(Entries supplied):
'''
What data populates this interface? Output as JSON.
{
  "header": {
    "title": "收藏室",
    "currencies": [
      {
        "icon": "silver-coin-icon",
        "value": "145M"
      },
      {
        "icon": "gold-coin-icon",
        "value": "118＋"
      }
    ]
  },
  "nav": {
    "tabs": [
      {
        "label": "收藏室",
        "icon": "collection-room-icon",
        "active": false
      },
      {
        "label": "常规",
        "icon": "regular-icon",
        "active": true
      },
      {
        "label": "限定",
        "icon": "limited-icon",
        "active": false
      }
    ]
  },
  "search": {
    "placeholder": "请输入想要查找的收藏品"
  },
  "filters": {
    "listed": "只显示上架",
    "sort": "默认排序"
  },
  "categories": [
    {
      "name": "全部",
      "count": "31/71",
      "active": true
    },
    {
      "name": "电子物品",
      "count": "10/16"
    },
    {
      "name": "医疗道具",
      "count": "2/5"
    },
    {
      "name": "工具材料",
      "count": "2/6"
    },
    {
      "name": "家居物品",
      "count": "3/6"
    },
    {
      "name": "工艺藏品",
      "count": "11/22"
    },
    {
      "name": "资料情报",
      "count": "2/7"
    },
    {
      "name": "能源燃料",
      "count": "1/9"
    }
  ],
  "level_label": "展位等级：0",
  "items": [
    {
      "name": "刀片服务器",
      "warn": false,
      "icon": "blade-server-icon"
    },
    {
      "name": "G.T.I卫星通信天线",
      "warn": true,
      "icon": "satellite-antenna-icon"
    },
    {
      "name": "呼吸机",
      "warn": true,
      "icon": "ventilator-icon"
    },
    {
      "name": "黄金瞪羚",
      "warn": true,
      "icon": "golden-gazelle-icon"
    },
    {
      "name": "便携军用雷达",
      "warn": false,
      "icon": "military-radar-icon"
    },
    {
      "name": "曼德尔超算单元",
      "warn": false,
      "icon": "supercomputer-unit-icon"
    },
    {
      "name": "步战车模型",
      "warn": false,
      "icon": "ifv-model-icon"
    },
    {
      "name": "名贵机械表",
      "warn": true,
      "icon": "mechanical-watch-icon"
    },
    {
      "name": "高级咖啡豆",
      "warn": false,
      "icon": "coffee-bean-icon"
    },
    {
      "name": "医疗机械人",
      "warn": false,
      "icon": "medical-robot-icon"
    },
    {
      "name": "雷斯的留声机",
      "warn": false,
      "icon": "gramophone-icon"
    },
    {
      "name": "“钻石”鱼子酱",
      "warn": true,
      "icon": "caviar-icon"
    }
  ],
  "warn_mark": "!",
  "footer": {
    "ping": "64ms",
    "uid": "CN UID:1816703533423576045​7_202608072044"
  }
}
'''
(Given problem): Copy the lines from the entries above in which the word "coin" appears.

(Correct output):
        "icon": "silver-coin-icon",
        "icon": "gold-coin-icon",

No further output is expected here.